TASK TO CARRY OUT
Can the data below be echoed back word for word?

— Begin THE RECORDS —

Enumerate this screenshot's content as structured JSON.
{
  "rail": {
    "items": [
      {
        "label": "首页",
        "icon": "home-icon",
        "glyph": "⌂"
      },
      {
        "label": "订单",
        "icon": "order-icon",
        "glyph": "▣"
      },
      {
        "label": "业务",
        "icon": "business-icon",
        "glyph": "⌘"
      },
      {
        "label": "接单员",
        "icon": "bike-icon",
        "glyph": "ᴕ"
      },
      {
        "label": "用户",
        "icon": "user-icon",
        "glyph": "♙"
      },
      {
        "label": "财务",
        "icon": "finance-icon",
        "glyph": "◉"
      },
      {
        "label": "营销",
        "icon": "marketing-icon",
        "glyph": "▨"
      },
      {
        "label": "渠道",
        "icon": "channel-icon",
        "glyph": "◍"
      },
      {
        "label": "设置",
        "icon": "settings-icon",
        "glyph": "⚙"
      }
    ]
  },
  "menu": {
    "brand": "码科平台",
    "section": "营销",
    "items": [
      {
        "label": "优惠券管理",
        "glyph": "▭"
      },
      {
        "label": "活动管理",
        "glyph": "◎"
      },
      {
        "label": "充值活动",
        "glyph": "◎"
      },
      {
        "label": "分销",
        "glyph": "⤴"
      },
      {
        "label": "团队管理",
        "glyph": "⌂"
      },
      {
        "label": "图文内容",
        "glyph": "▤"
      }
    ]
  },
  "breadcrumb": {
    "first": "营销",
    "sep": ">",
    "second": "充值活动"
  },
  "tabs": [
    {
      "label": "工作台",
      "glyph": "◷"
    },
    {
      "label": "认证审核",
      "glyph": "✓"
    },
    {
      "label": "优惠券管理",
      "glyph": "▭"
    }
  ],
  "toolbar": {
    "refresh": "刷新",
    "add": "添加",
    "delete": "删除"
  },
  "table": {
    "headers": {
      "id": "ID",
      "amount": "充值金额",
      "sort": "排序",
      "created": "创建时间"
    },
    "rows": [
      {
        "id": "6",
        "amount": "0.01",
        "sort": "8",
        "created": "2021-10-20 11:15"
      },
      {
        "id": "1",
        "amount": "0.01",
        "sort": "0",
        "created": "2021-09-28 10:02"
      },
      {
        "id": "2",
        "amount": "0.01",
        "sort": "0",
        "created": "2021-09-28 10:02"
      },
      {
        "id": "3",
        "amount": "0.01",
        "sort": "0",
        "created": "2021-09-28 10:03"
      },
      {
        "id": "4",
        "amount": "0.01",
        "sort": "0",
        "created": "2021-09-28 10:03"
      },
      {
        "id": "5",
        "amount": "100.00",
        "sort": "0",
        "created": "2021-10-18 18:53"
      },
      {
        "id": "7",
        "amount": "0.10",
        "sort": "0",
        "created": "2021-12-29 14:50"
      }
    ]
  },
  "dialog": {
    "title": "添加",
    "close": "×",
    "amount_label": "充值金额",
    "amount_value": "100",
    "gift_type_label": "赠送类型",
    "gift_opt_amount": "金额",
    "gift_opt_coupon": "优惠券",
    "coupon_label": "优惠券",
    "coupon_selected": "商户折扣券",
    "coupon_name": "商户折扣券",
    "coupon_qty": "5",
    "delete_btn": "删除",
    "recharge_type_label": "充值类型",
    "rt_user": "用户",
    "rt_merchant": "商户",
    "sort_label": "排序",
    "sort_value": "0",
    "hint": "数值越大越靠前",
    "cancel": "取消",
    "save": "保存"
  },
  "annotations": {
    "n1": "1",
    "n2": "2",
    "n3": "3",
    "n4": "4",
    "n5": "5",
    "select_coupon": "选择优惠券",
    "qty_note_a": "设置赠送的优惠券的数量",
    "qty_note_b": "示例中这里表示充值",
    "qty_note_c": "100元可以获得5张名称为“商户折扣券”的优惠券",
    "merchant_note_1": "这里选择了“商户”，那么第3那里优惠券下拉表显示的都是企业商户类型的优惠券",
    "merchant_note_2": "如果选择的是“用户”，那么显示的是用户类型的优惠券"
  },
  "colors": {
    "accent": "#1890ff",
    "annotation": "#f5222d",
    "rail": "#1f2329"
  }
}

— End THE RECORDS —

RESULT OF THIS TASK
Enumerate this screenshot's content as structured JSON.
{
  "rail": {
    "items": [
      {
        "label": "首页",
        "icon": "home-icon",
        "glyph": "⌂"
      },
      {
        "label": "订单",
        "icon": "order-icon",
        "glyph": "▣"
      },
      {
        "label": "业务",
        "icon": "business-icon",
        "glyph": "⌘"
      },
      {
        "label": "接单员",
        "icon": "bike-icon",
        "glyph": "ᴕ"
      },
      {
        "label": "用户",
        "icon": "user-icon",
        "glyph": "♙"
      },
      {
        "label": "财务",
        "icon": "finance-icon",
        "glyph": "◉"
      },
      {
        "label": "营销",
        "icon": "marketing-icon",
        "glyph": "▨"
      },
      {
        "label": "渠道",
        "icon": "channel-icon",
        "glyph": "◍"
      },
      {
        "label": "设置",
        "icon": "settings-icon",
        "glyph": "⚙"
      }
    ]
  },
  "menu": {
    "brand": "码科平台",
    "section": "营销",
    "items": [
      {
        "label": "优惠券管理",
        "glyph": "▭"
      },
      {
        "label": "活动管理",
        "glyph": "◎"
      },
      {
        "label": "充值活动",
        "glyph": "◎"
      },
      {
        "label": "分销",
        "glyph": "⤴"
      },
      {
        "label": "团队管理",
        "glyph": "⌂"
      },
      {
        "label": "图文内容",
        "glyph": "▤"
      }
    ]
  },
  "breadcrumb": {
    "first": "营销",
    "sep": ">",
    "second": "充值活动"
  },
  "tabs": [
    {
      "label": "工作台",
      "glyph": "◷"
    },
    {
      "label": "认证审核",
      "glyph": "✓"
    },
    {
      "label": "优惠券管理",
      "glyph": "▭"
    }
  ],
  "toolbar": {
    "refresh": "刷新",
    "add": "添加",
    "delete": "删除"
  },
  "table": {
    "headers": {
      "id": "ID",
      "amount": "充值金额",
      "sort": "排序",
      "created": "创建时间"
    },
    "rows": [
      {
        "id": "6",
        "amount": "0.01",
        "sort": "8",
        "created": "2021-10-20 11:15"
      },
      {
        "id": "1",
        "amount": "0.01",
        "sort": "0",
        "created": "2021-09-28 10:02"
      },
      {
        "id": "2",
        "amount": "0.01",
        "sort": "0",
        "created": "2021-09-28 10:02"
      },
      {
        "id": "3",
        "amount": "0.01",
        "sort": "0",
        "created": "2021-09-28 10:03"
      },
      {
        "id": "4",
        "amount": "0.01",
        "sort": "0",
        "created": "2021-09-28 10:03"
      },
      {
        "id": "5",
        "amount": "100.00",
        "sort": "0",
        "created": "2021-10-18 18:53"
      },
      {
        "id": "7",
        "amount": "0.10",
        "sort": "0",
        "created": "2021-12-29 14:50"
      }
    ]
  },
  "dialog": {
    "title": "添加",
    "close": "×",
    "amount_label": "充值金额",
    "amount_value": "100",
    "gift_type_label": "赠送类型",
    "gift_opt_amount": "金额",
    "gift_opt_coupon": "优惠券",
    "coupon_label": "优惠券",
    "coupon_selected": "商户折扣券",
    "coupon_name": "商户折扣券",
    "coupon_qty": "5",
    "delete_btn": "删除",
    "recharge_type_label": "充值类型",
    "rt_user": "用户",
    "rt_merchant": "商户",
    "sort_label": "排序",
    "sort_value": "0",
    "hint": "数值越大越靠前",
    "cancel": "取消",
    "save": "保存"
  },
  "annotations": {
    "n1": "1",
    "n2": "2",
    "n3": "3",
    "n4": "4",
    "n5": "5",
    "select_coupon": "选择优惠券",
    "qty_note_a": "设置赠送的优惠券的数量",
    "qty_note_b": "示例中这里表示充值",
    "qty_note_c": "100元可以获得5张名称为“商户折扣券”的优惠券",
    "merchant_note_1": "这里选择了“商户”，那么第3那里优惠券下拉表显示的都是企业商户类型的优惠券",
    "merchant_note_2": "如果选择的是“用户”，那么显示的是用户类型的优惠券"
  },
  "colors": {
    "accent": "#1890ff",
    "annotation": "#f5222d",
    "rail": "#1f2329"
  }
}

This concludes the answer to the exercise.